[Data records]

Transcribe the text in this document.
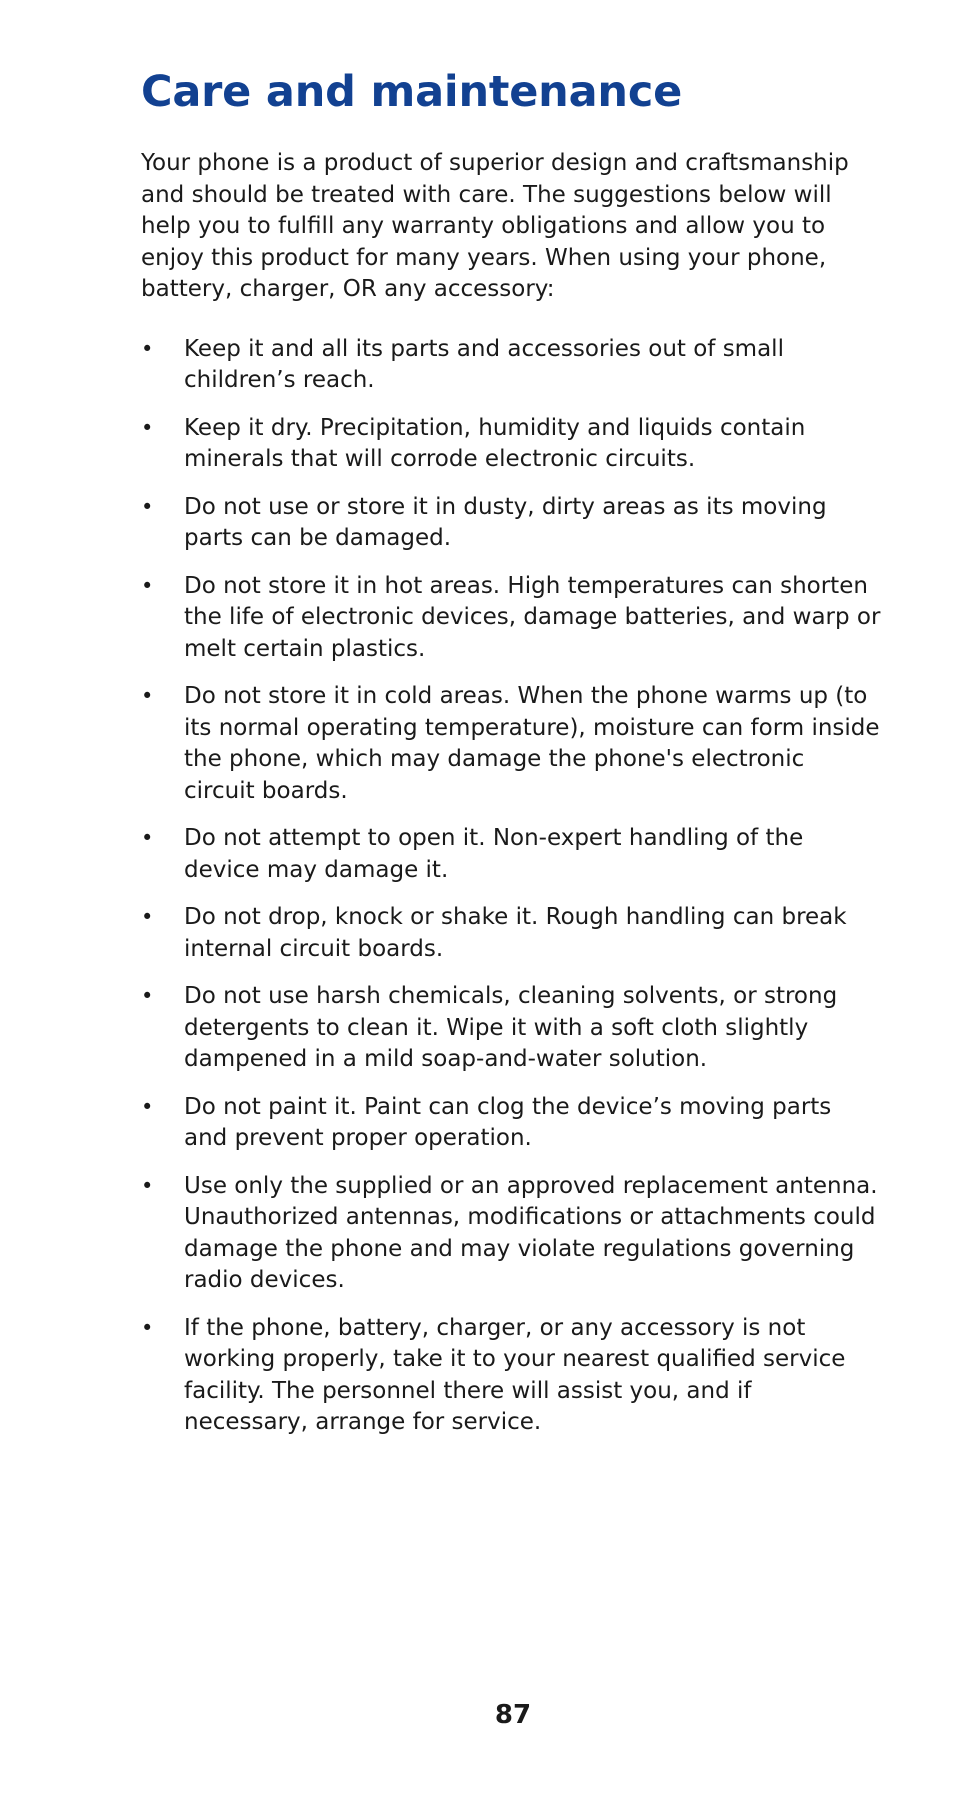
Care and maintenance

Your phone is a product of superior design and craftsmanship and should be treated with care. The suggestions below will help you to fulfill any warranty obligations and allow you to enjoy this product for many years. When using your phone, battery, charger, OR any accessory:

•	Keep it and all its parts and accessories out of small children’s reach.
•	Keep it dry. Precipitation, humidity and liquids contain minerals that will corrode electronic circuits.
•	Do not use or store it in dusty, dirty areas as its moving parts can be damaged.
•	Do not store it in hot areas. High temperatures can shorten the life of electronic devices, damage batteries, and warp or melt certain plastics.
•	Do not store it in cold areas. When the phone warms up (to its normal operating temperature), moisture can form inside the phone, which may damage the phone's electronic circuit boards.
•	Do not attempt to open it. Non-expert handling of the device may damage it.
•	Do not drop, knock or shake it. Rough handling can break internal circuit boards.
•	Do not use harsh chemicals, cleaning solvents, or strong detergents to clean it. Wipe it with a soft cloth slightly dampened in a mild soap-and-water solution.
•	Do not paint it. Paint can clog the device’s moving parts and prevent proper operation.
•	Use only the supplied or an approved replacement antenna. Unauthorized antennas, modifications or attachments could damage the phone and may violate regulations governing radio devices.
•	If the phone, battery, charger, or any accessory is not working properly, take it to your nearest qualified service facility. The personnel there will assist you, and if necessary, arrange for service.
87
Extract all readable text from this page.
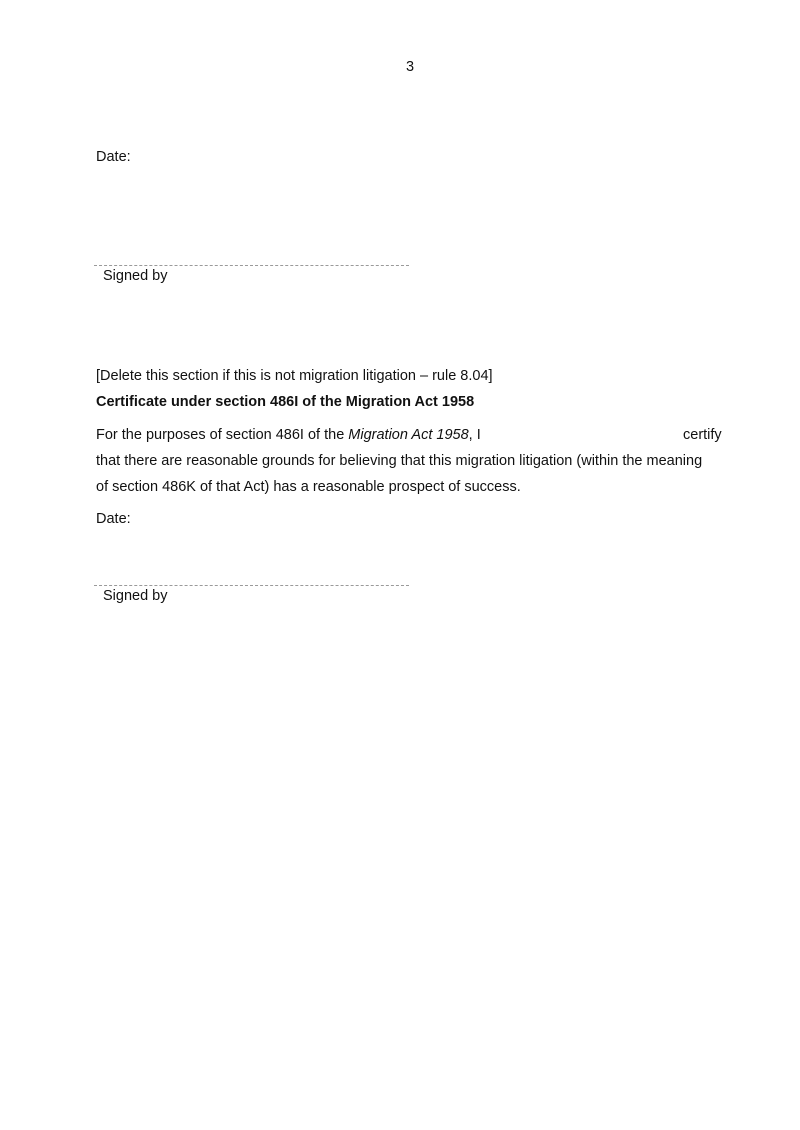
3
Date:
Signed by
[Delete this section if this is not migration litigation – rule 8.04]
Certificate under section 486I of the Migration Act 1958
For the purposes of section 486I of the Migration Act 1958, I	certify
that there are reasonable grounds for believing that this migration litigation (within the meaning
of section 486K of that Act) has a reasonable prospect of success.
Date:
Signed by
---
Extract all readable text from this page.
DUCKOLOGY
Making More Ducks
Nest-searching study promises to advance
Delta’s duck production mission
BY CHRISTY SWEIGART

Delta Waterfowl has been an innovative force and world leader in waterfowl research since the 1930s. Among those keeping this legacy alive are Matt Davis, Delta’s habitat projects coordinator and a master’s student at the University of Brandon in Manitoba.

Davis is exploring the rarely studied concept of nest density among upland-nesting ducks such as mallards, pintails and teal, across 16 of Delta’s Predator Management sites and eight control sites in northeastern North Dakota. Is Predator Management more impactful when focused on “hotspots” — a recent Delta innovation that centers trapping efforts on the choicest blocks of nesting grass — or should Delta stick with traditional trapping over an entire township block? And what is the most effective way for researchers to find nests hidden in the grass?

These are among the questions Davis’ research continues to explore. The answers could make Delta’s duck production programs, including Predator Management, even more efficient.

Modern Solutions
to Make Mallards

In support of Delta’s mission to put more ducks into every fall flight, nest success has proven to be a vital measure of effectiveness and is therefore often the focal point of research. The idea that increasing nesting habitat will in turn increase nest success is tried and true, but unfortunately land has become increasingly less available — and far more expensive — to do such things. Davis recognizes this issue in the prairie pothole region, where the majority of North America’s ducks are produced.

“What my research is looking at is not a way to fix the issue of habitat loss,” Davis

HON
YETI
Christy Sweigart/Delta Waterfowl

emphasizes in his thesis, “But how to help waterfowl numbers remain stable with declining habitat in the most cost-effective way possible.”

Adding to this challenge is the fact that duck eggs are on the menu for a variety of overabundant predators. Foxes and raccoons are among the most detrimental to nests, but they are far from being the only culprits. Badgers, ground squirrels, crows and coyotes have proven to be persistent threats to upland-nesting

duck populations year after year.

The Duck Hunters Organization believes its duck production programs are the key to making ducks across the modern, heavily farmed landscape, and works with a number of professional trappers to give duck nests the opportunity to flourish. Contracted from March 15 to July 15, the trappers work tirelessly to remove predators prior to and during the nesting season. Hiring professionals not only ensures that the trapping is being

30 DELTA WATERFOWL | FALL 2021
==
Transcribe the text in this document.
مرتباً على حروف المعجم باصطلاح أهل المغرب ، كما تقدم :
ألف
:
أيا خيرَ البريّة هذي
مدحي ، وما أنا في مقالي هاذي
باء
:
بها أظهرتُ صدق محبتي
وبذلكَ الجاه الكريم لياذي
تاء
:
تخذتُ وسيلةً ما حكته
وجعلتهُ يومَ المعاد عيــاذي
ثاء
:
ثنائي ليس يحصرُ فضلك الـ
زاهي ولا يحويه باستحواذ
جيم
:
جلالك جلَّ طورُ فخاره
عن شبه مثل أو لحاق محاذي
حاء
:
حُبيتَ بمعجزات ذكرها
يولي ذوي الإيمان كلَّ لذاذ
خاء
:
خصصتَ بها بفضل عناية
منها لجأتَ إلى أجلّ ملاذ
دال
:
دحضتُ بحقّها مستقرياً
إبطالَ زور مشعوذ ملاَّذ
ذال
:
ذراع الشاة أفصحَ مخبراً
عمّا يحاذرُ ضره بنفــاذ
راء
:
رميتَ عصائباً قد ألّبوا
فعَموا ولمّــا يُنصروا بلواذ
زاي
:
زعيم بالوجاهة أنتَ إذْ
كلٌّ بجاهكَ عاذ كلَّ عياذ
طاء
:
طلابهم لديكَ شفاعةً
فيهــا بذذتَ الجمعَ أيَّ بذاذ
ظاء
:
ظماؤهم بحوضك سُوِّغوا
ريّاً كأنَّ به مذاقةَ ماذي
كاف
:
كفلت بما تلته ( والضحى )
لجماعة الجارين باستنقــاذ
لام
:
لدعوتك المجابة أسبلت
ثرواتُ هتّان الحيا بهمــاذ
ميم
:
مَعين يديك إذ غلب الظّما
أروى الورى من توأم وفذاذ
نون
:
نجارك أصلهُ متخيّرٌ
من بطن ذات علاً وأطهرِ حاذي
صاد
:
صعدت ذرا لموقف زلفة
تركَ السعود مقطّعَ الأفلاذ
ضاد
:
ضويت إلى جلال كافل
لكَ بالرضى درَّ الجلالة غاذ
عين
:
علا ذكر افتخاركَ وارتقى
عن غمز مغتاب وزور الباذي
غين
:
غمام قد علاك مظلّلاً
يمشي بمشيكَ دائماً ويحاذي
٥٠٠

■ **What you will do**
From the records above, copy every line that holds the word "litigation".

■ **Response to the task**
[Delete this section if this is not migration litigation – rule 8.04]
that there are reasonable grounds for believing that this migration litigation (within the meaning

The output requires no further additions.